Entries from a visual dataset
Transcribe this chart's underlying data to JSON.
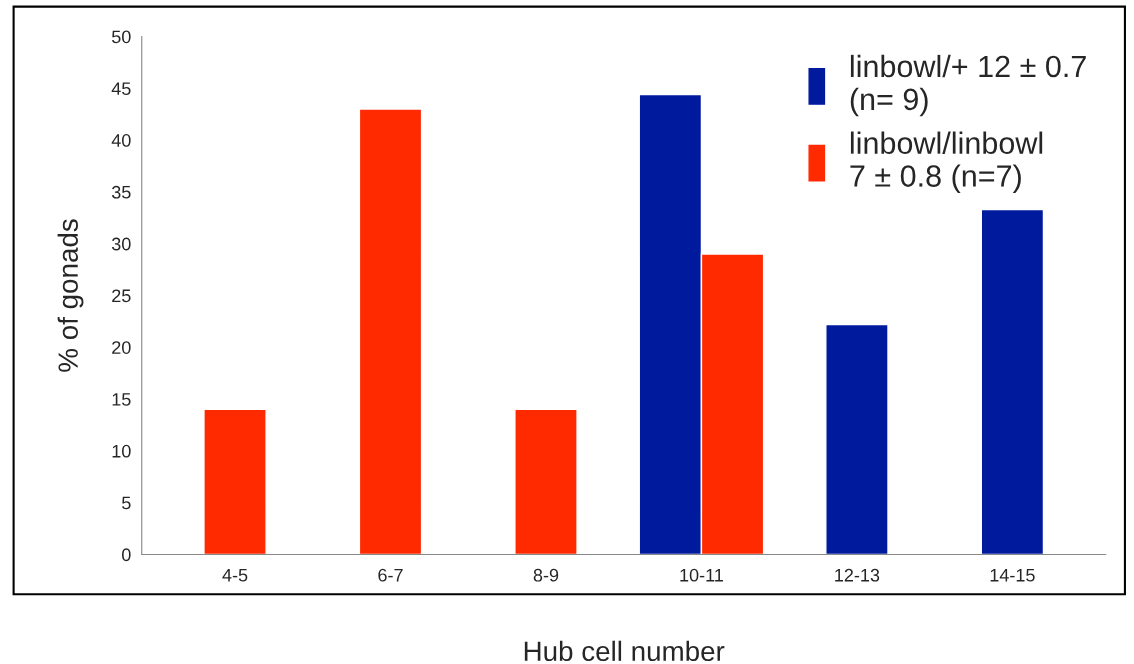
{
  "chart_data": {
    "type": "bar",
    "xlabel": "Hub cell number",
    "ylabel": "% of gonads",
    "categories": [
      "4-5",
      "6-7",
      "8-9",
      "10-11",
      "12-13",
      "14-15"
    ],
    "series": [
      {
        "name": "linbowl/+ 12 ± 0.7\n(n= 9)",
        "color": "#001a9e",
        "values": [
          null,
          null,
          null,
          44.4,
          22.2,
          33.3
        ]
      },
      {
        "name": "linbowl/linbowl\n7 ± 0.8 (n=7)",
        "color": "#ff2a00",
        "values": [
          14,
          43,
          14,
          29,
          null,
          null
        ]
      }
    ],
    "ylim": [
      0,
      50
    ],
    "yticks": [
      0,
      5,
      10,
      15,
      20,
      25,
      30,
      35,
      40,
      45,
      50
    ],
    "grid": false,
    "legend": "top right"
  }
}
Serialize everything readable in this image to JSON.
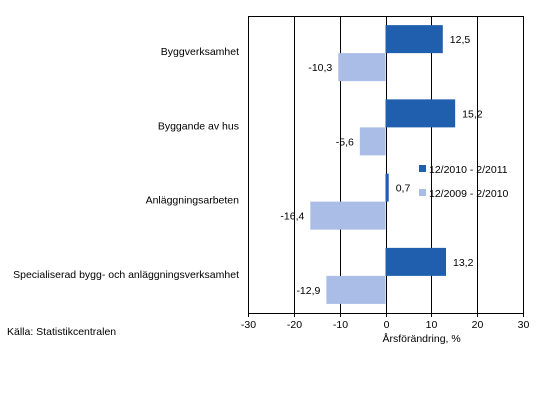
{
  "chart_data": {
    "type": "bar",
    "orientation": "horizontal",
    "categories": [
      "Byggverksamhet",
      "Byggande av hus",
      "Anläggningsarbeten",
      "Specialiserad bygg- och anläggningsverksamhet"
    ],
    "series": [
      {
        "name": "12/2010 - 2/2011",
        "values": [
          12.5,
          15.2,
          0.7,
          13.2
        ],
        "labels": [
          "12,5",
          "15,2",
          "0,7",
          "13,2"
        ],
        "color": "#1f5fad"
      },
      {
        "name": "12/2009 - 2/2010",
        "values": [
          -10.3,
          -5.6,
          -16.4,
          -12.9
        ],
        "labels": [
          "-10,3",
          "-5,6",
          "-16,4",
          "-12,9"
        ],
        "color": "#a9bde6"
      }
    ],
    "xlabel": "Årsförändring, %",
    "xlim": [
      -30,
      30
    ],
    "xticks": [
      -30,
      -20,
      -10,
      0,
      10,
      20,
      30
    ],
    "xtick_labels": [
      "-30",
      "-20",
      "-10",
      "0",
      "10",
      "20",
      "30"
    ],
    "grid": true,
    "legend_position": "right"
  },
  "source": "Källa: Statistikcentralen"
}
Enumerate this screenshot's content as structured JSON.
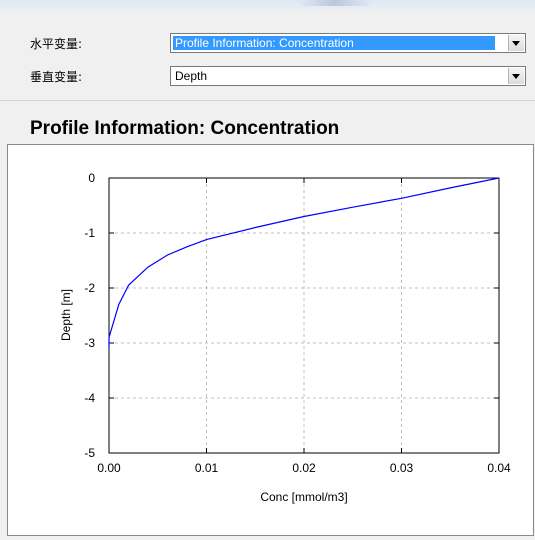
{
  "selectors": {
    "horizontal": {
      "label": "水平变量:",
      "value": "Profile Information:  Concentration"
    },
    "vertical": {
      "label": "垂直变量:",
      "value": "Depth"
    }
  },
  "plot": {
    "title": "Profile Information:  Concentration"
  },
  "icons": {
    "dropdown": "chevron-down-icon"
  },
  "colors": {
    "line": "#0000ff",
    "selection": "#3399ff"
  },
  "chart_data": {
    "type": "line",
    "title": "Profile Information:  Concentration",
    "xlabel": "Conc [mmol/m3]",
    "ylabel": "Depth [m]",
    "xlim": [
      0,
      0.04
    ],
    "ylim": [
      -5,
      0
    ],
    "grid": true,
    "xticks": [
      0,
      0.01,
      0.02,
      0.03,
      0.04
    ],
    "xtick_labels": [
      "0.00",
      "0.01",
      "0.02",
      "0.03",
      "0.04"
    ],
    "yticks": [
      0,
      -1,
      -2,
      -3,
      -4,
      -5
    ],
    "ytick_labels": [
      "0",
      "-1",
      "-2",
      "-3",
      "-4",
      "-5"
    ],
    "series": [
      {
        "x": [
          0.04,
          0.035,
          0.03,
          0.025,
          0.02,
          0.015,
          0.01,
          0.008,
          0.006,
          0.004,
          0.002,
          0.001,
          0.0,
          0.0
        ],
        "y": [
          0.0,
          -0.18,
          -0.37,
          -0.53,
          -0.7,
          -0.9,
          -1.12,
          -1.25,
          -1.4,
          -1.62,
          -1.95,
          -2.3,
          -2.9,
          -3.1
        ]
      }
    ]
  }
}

* Task brief:
Transcribe every line from the records above without alteration, and leave out the images.

* Full solution:
Transcribe this chart's underlying data to JSON.
{
  "chart_data": {
    "type": "bar",
    "xlabel": "Hub cell number",
    "ylabel": "% of gonads",
    "categories": [
      "4-5",
      "6-7",
      "8-9",
      "10-11",
      "12-13",
      "14-15"
    ],
    "series": [
      {
        "name": "linbowl/+ 12 ± 0.7\n(n= 9)",
        "color": "#001a9e",
        "values": [
          null,
          null,
          null,
          44.4,
          22.2,
          33.3
        ]
      },
      {
        "name": "linbowl/linbowl\n7 ± 0.8 (n=7)",
        "color": "#ff2a00",
        "values": [
          14,
          43,
          14,
          29,
          null,
          null
        ]
      }
    ],
    "ylim": [
      0,
      50
    ],
    "yticks": [
      0,
      5,
      10,
      15,
      20,
      25,
      30,
      35,
      40,
      45,
      50
    ],
    "grid": false,
    "legend": "top right"
  }
}
Serialize everything readable in this image to JSON.
{
  "chart_data": {
    "type": "bar",
    "orientation": "horizontal",
    "categories": [
      "Byggverksamhet",
      "Byggande av hus",
      "Anläggningsarbeten",
      "Specialiserad bygg- och anläggningsverksamhet"
    ],
    "series": [
      {
        "name": "12/2010 - 2/2011",
        "values": [
          12.5,
          15.2,
          0.7,
          13.2
        ],
        "labels": [
          "12,5",
          "15,2",
          "0,7",
          "13,2"
        ],
        "color": "#1f5fad"
      },
      {
        "name": "12/2009 - 2/2010",
        "values": [
          -10.3,
          -5.6,
          -16.4,
          -12.9
        ],
        "labels": [
          "-10,3",
          "-5,6",
          "-16,4",
          "-12,9"
        ],
        "color": "#a9bde6"
      }
    ],
    "xlabel": "Årsförändring, %",
    "xlim": [
      -30,
      30
    ],
    "xticks": [
      -30,
      -20,
      -10,
      0,
      10,
      20,
      30
    ],
    "xtick_labels": [
      "-30",
      "-20",
      "-10",
      "0",
      "10",
      "20",
      "30"
    ],
    "grid": true,
    "legend_position": "right"
  },
  "source": "Källa: Statistikcentralen"
}
Enumerate this screenshot's content as structured JSON.
{
  "selectors": {
    "horizontal": {
      "label": "水平变量:",
      "value": "Profile Information:  Concentration"
    },
    "vertical": {
      "label": "垂直变量:",
      "value": "Depth"
    }
  },
  "plot": {
    "title": "Profile Information:  Concentration"
  },
  "icons": {
    "dropdown": "chevron-down-icon"
  },
  "colors": {
    "line": "#0000ff",
    "selection": "#3399ff"
  },
  "chart_data": {
    "type": "line",
    "title": "Profile Information:  Concentration",
    "xlabel": "Conc [mmol/m3]",
    "ylabel": "Depth [m]",
    "xlim": [
      0,
      0.04
    ],
    "ylim": [
      -5,
      0
    ],
    "grid": true,
    "xticks": [
      0,
      0.01,
      0.02,
      0.03,
      0.04
    ],
    "xtick_labels": [
      "0.00",
      "0.01",
      "0.02",
      "0.03",
      "0.04"
    ],
    "yticks": [
      0,
      -1,
      -2,
      -3,
      -4,
      -5
    ],
    "ytick_labels": [
      "0",
      "-1",
      "-2",
      "-3",
      "-4",
      "-5"
    ],
    "series": [
      {
        "x": [
          0.04,
          0.035,
          0.03,
          0.025,
          0.02,
          0.015,
          0.01,
          0.008,
          0.006,
          0.004,
          0.002,
          0.001,
          0.0,
          0.0
        ],
        "y": [
          0.0,
          -0.18,
          -0.37,
          -0.53,
          -0.7,
          -0.9,
          -1.12,
          -1.25,
          -1.4,
          -1.62,
          -1.95,
          -2.3,
          -2.9,
          -3.1
        ]
      }
    ]
  }
}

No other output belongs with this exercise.